THE TASK:
Your task is to copy the lines from the line containing "Convert this document image to plain text." through the end of the listing below, both included, without any pictures.

INFORMATION SUPPLIED:

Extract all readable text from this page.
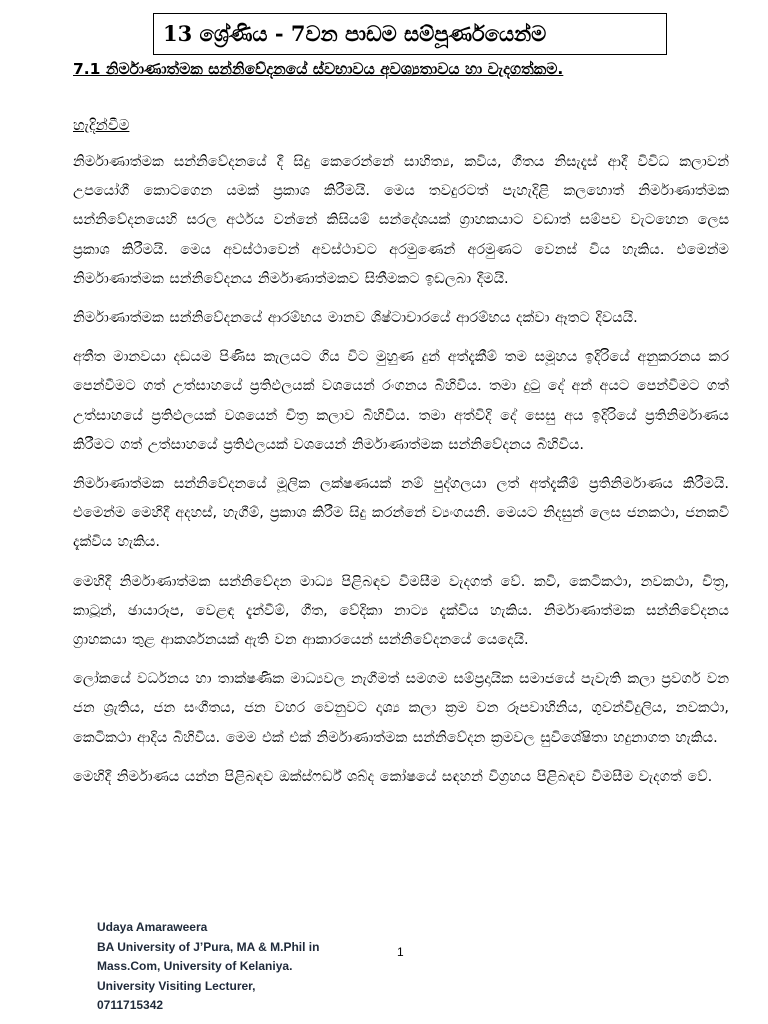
13 ශ්‍රේණිය - 7වන පාඩම සම්පූර්ණයෙන්ම
7.1 නිර්මාණාත්මක සන්නිවේදනයේ ස්වභාවය අවශ්‍යතාවය හා වැදගත්කම.
හැදින්වීම

නිර්මාණාත්මක සන්නිවේදනයේ දී සිදු කෙරෙන්නේ සාහිත්‍ය, කවිය, ගීතය නිසැදැස් ආදී විවිධ කලාවන් උපයෝගී කොටගෙන යමක් ප්‍රකාශ කිරීමයි. මෙය තවදුරටත් පැහැදිළි කලහොත් නිර්මාණාත්මක සන්නිවේදනයෙහි සරල අර්ථය වන්නේ කිසියම් සන්දේශයක් ග්‍රාහකයාට වඩාත් සම්පව වැටහෙන ලෙස ප්‍රකාශ කිරීමයි. මෙය අවස්ථාවෙන් අවස්ථාවට අරමුණෙන් අරමුණට වෙනස් විය හැකිය. එමෙන්ම නිර්මාණාත්මක සන්නිවේදනය නිර්මාණාත්මකව සිතීමකට ඉඩලබා දීමයි.

නිර්මාණාත්මක සන්නිවේදනයේ ආරම්භය මානව ශිෂ්ටාචාරයේ ආරම්භය දක්වා ඈතට දිවයයි.

අතීත මානවයා දඩයම පිණිස කැලයට ගිය විට මුහුණ දුන් අත්දැකීම් තම සමූහය ඉදිරියේ අනුකරනය කර පෙන්වීමට ගත් උත්සාහයේ ප්‍රතිඵලයක් වශයෙන් රංගනය බිහිවිය. තමා දුටු දේ අන් අයට පෙන්වීමට ගත් උත්සාහයේ ප්‍රතිඵලයක් වශයෙන් චිත්‍ර කලාව බිහිවිය. තමා අත්විදි දේ සෙසු අය ඉදිරියේ ප්‍රතිනිර්මාණය කිරීමට ගත් උත්සාහයේ ප්‍රතිඵලයක් වශයෙන් නිර්මාණාත්මක සන්නිවේදනය බිහිවිය.

නිර්මාණාත්මක සන්නිවේදනයේ මූලික ලක්ෂණයක් නම් පුද්ගලයා ලත් අත්දැකීම් ප්‍රතිනිර්මාණය කිරීමයි. එමෙන්ම මෙහිදී අදහස්, හැගීම්, ප්‍රකාශ කිරීම සිදු කරන්නේ ව්‍යංගයනි. මෙයට නිදසුන් ලෙස ජනකථා, ජනකවි දැක්විය හැකිය.

මෙහිදී නිර්මාණාත්මක සන්නිවේදන මාධ්‍ය පිළිබඳව විමසීම වැදගත් වේ. කවි, කෙටිකථා, නවකථා, චිත්‍ර, කාටූන්, ඡායාරූප, වෙළඳ දැන්වීම්, ගීත, වේදිකා නාට්‍ය දැක්විය හැකිය. නිර්මාණාත්මක සන්නිවේදනය ග්‍රාහකයා තුළ ආකර්ශනයක් ඇති වන ආකාරයෙන් සන්නිවේදනයේ යෙදෙයි.

ලෝකයේ වර්ධනය හා තාක්ෂණික මාධ්‍යවල නැගීමත් සමගම සම්ප්‍රදායික සමාජයේ පැවැති කලා ප්‍රවර්ග වන ජන ශ්‍රැතිය, ජන සංගීතය, ජන වහර වෙනුවට දෘශ්‍ය කලා ක්‍රම වන රූපවාහිනිය, ගුවන්විදුලිය, නවකථා, කෙටිකථා ආදිය බිහිවිය. මෙම එක් එක් නිර්මාණාත්මක සන්නිවේදන ක්‍රමවල සුවිශේෂිතා හදුනාගත හැකිය.

මෙහිදී නිර්මාණය යන්න පිළිබඳව ඔක්ස්ෆර්ඩ් ශබ්ද කෝෂයේ සඳහන් විග්‍රහය පිළිබඳව විමසීම වැදගත් වේ.

Udaya Amaraweera
BA University of J’Pura, MA & M.Phil in
Mass.Com, University of Kelaniya.
University Visiting Lecturer,
0711715342
1
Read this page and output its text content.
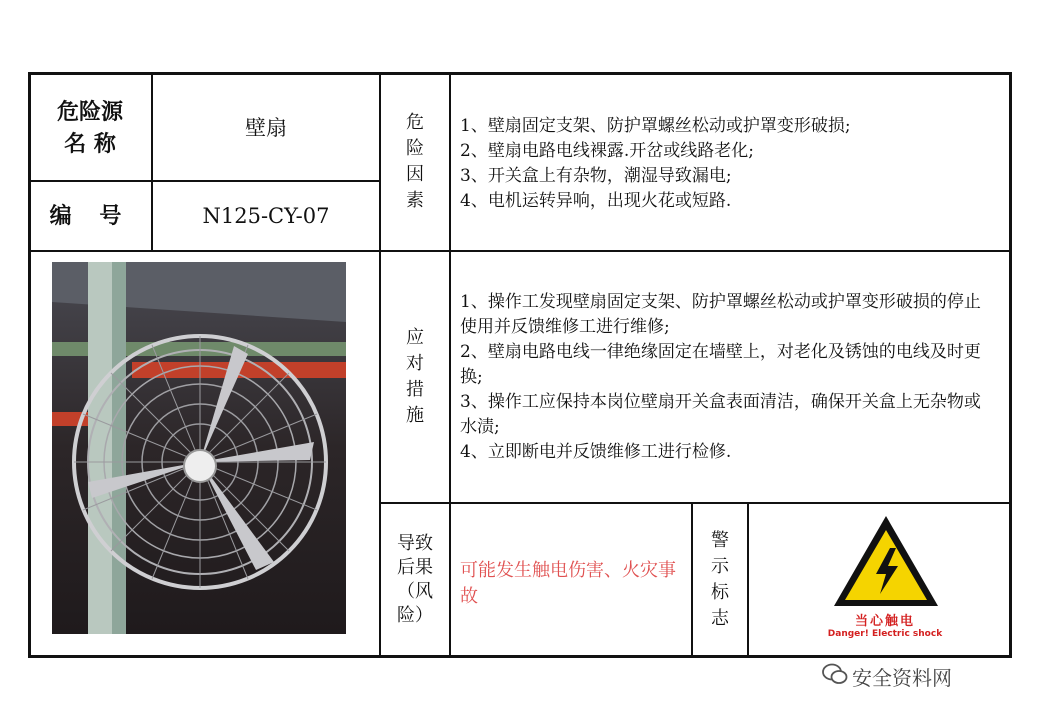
危险源名 称
壁扇
编 号	N125-CY-07
危险因素
1、壁扇固定支架、防护罩螺丝松动或护罩变形破损;
2、壁扇电路电线裸露.开岔或线路老化;
3、开关盒上有杂物，潮湿导致漏电;
4、电机运转异响，出现火花或短路.
应对措施
1、操作工发现壁扇固定支架、防护罩螺丝松动或护罩变形破损的停止使用并反馈维修工进行维修;
2、壁扇电路电线一律绝缘固定在墙壁上，对老化及锈蚀的电线及时更换;
3、操作工应保持本岗位壁扇开关盒表面清洁，确保开关盒上无杂物或水渍;
4、立即断电并反馈维修工进行检修.
导致后果（风险）
可能发生触电伤害、火灾事故
警示标志	当心触电
Danger! Electric shock
安全资料网
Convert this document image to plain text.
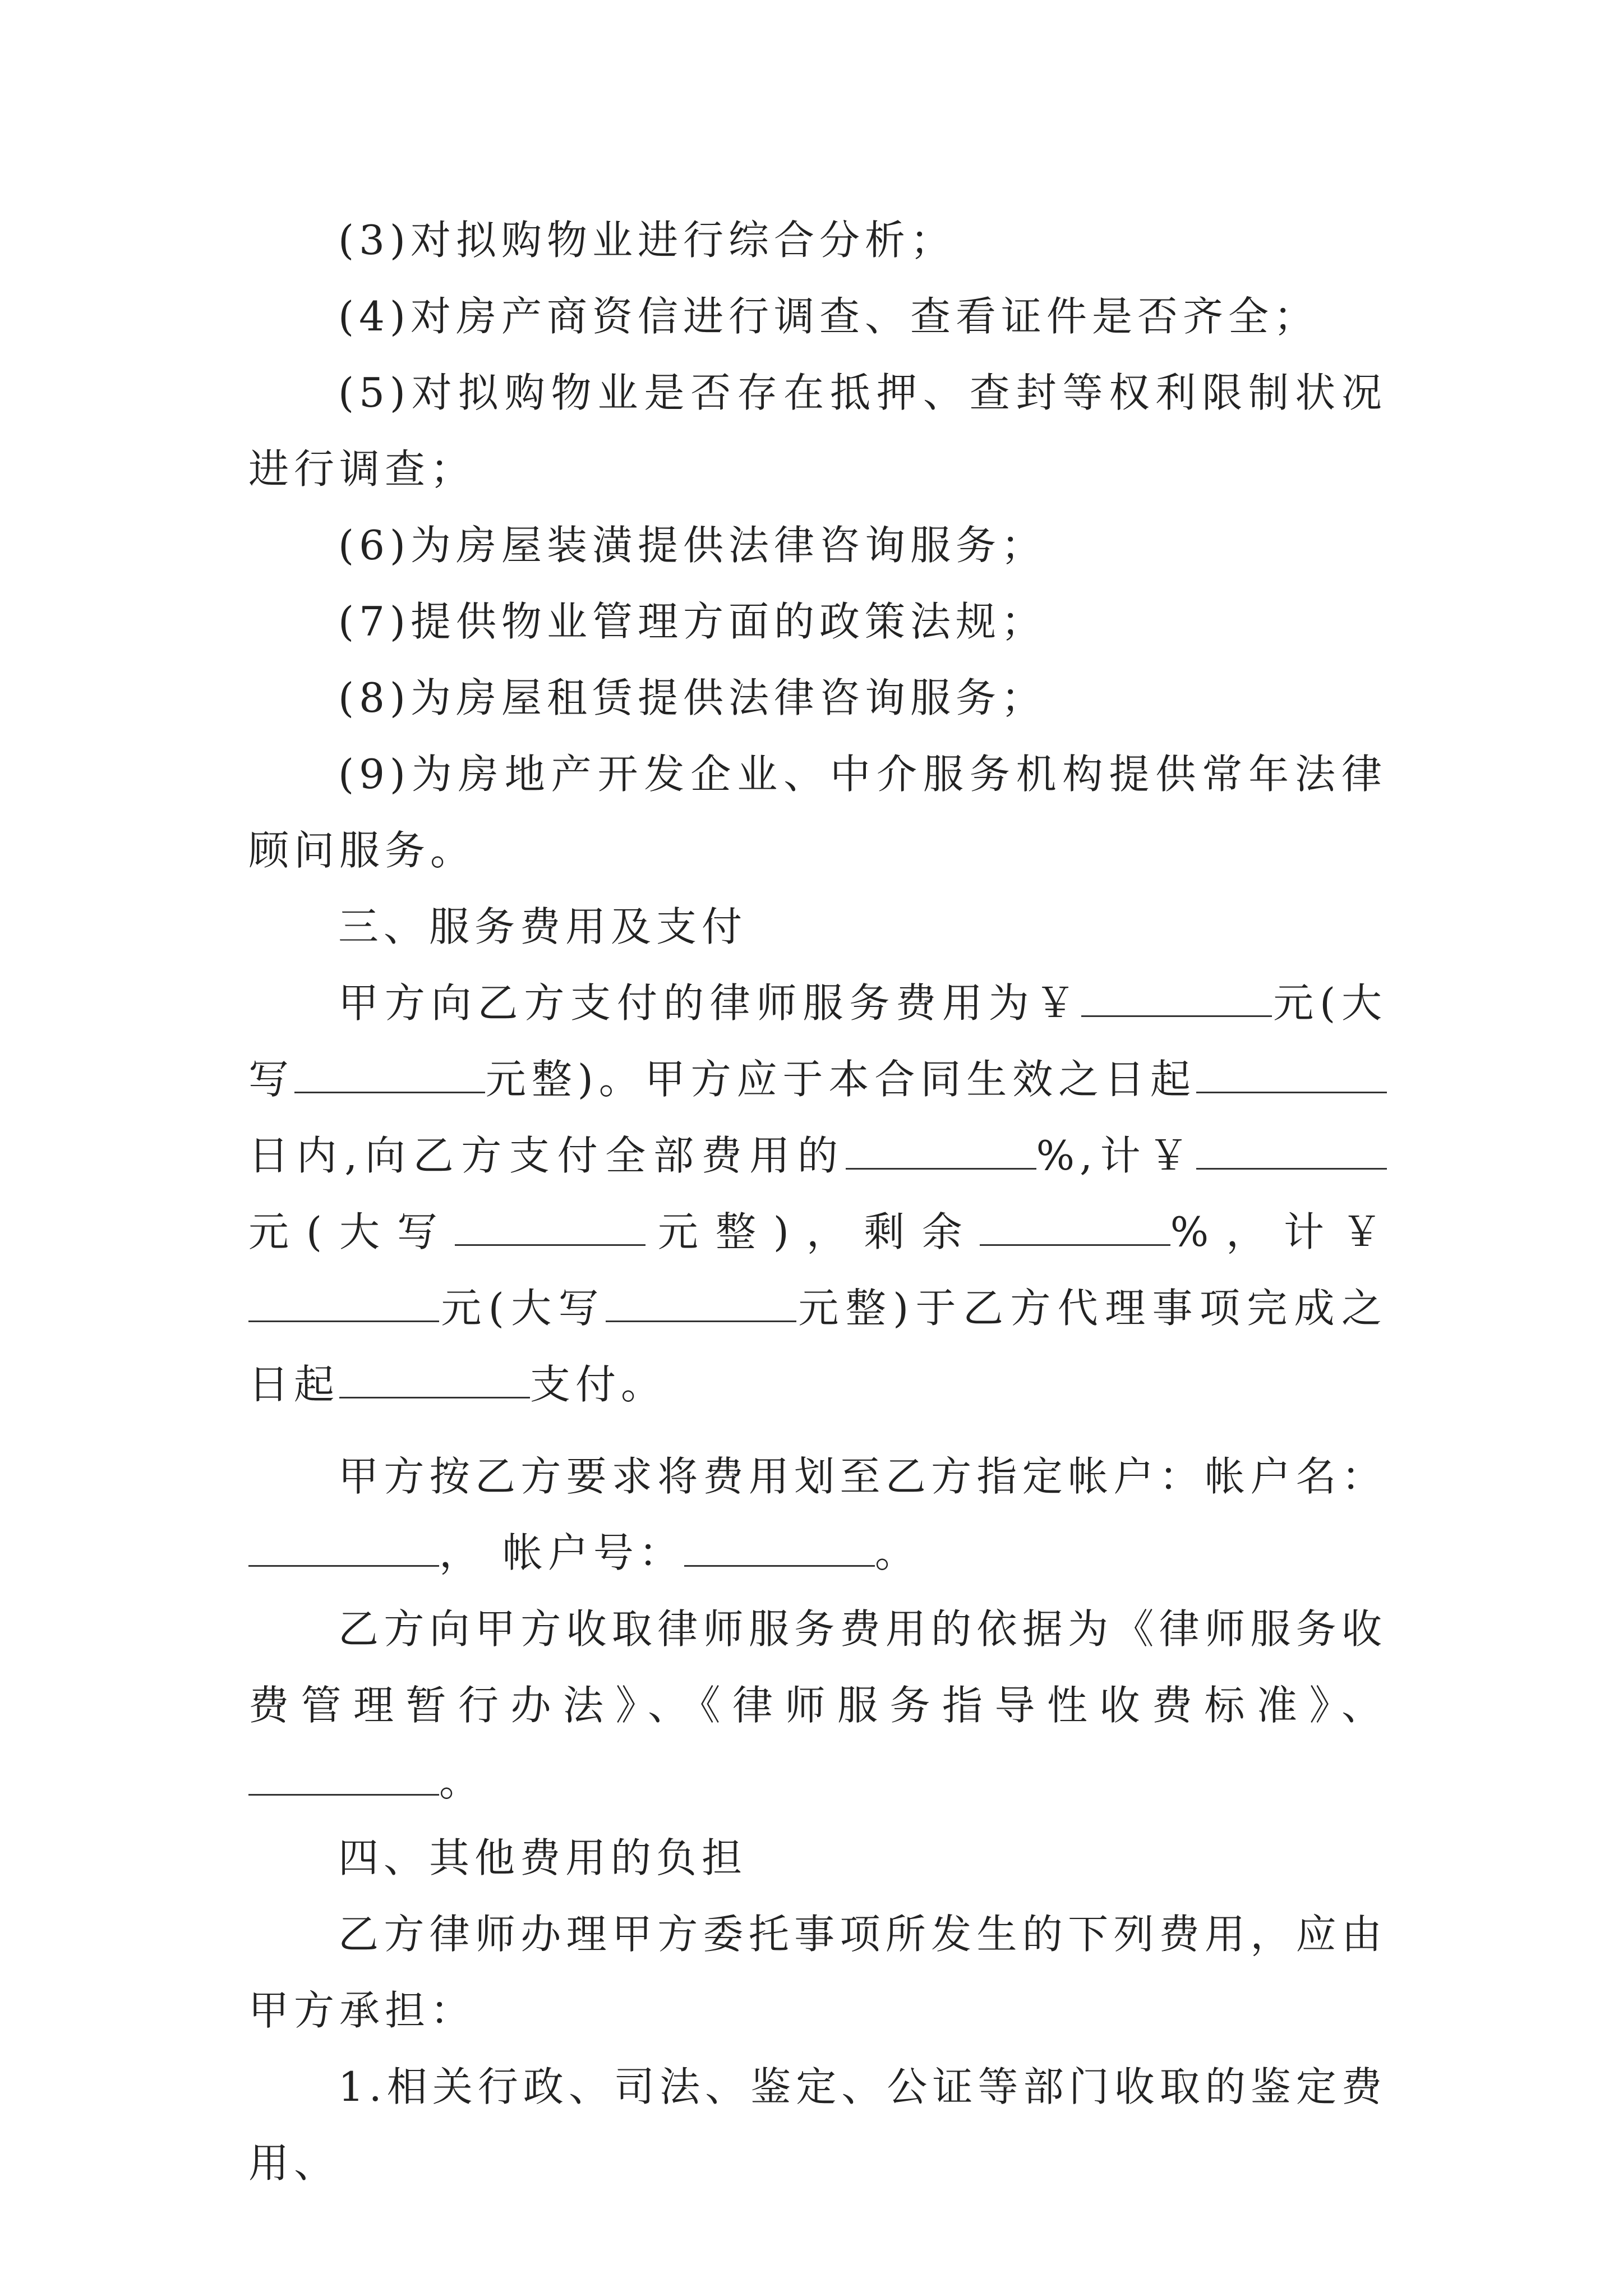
(3)对拟购物业进行综合分析；

(4)对房产商资信进行调查、查看证件是否齐全；

(5)对拟购物业是否存在抵押、查封等权利限制状况进行调查；

(6)为房屋装潢提供法律咨询服务；

(7)提供物业管理方面的政策法规；

(8)为房屋租赁提供法律咨询服务；

(9)为房地产开发企业、中介服务机构提供常年法律顾问服务。

三、服务费用及支付

甲方向乙方支付的律师服务费用为￥	元(大写	元整)。甲方应于本合同生效之日起日内,向乙方支付全部费用的	%,计￥元(大写	元整)，剩余	%，计￥元(大写	元整)于乙方代理事项完成之日起	支付。

甲方按乙方要求将费用划至乙方指定帐户：帐户名：， 帐户号：	。

乙方向甲方收取律师服务费用的依据为《律师服务收费管理暂行办法》、《律师服务指导性收费标准》、。

四、其他费用的负担

乙方律师办理甲方委托事项所发生的下列费用，应由甲方承担：

1.相关行政、司法、鉴定、公证等部门收取的鉴定费用、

REPLY TO THE TASK:
Convert this document image to plain text.
(3)对拟购物业进行综合分析；

(4)对房产商资信进行调查、查看证件是否齐全；

(5)对拟购物业是否存在抵押、查封等权利限制状况进行调查；

(6)为房屋装潢提供法律咨询服务；

(7)提供物业管理方面的政策法规；

(8)为房屋租赁提供法律咨询服务；

(9)为房地产开发企业、中介服务机构提供常年法律顾问服务。

三、服务费用及支付

甲方向乙方支付的律师服务费用为￥	元(大写	元整)。甲方应于本合同生效之日起日内,向乙方支付全部费用的	%,计￥元(大写	元整)，剩余	%，计￥元(大写	元整)于乙方代理事项完成之日起	支付。

甲方按乙方要求将费用划至乙方指定帐户：帐户名：， 帐户号：	。

乙方向甲方收取律师服务费用的依据为《律师服务收费管理暂行办法》、《律师服务指导性收费标准》、。

四、其他费用的负担

乙方律师办理甲方委托事项所发生的下列费用，应由甲方承担：

1.相关行政、司法、鉴定、公证等部门收取的鉴定费用、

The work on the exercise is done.